# What the task requires:
All of the material should be reproduced exactly, with pictures left out.

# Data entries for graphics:
------------

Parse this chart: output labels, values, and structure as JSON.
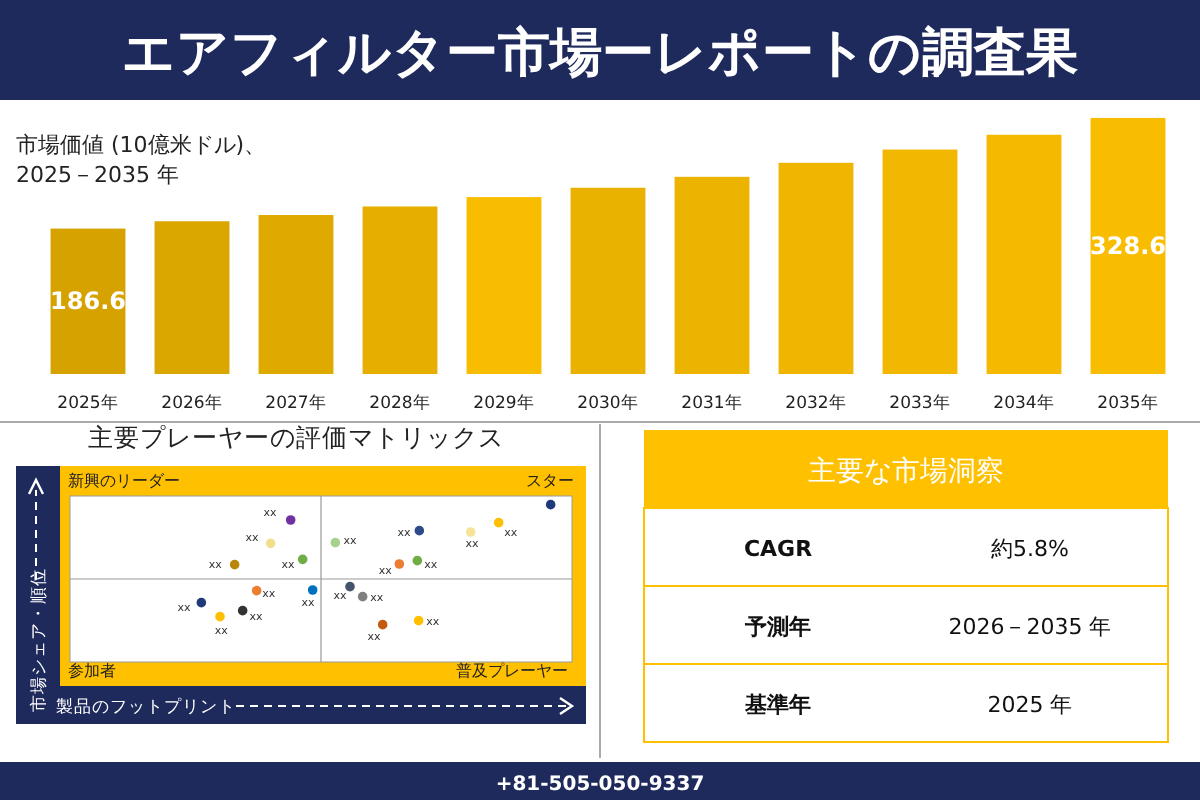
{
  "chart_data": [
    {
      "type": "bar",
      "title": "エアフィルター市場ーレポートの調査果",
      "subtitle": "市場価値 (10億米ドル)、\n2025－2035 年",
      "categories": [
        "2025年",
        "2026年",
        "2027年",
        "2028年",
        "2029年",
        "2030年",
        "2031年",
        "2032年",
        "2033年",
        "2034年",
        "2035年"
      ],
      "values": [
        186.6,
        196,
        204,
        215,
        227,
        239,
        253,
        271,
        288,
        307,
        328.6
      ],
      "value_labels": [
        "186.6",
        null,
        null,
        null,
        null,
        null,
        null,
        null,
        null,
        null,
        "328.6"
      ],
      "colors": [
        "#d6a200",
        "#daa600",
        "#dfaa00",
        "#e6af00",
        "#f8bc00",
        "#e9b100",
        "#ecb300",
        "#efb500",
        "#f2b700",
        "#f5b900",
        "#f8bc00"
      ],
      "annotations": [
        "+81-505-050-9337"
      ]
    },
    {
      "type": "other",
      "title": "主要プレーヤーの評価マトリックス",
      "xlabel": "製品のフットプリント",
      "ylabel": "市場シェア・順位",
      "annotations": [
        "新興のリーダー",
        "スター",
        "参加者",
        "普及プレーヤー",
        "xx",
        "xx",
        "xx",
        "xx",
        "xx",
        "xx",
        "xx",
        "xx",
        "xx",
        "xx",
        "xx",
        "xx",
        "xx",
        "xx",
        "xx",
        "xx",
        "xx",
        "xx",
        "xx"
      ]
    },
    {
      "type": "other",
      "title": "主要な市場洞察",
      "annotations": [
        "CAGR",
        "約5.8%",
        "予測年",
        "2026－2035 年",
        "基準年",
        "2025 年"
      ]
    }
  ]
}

------------

# Full response:
Parse this chart: output labels, values, and structure as JSON.
{
  "chart_data": [
    {
      "type": "bar",
      "title": "エアフィルター市場ーレポートの調査果",
      "subtitle": "市場価値 (10億米ドル)、\n2025－2035 年",
      "categories": [
        "2025年",
        "2026年",
        "2027年",
        "2028年",
        "2029年",
        "2030年",
        "2031年",
        "2032年",
        "2033年",
        "2034年",
        "2035年"
      ],
      "values": [
        186.6,
        196,
        204,
        215,
        227,
        239,
        253,
        271,
        288,
        307,
        328.6
      ],
      "value_labels": [
        "186.6",
        null,
        null,
        null,
        null,
        null,
        null,
        null,
        null,
        null,
        "328.6"
      ],
      "colors": [
        "#d6a200",
        "#daa600",
        "#dfaa00",
        "#e6af00",
        "#f8bc00",
        "#e9b100",
        "#ecb300",
        "#efb500",
        "#f2b700",
        "#f5b900",
        "#f8bc00"
      ],
      "annotations": [
        "+81-505-050-9337"
      ]
    },
    {
      "type": "other",
      "title": "主要プレーヤーの評価マトリックス",
      "xlabel": "製品のフットプリント",
      "ylabel": "市場シェア・順位",
      "annotations": [
        "新興のリーダー",
        "スター",
        "参加者",
        "普及プレーヤー",
        "xx",
        "xx",
        "xx",
        "xx",
        "xx",
        "xx",
        "xx",
        "xx",
        "xx",
        "xx",
        "xx",
        "xx",
        "xx",
        "xx",
        "xx",
        "xx",
        "xx",
        "xx",
        "xx"
      ]
    },
    {
      "type": "other",
      "title": "主要な市場洞察",
      "annotations": [
        "CAGR",
        "約5.8%",
        "予測年",
        "2026－2035 年",
        "基準年",
        "2025 年"
      ]
    }
  ]
}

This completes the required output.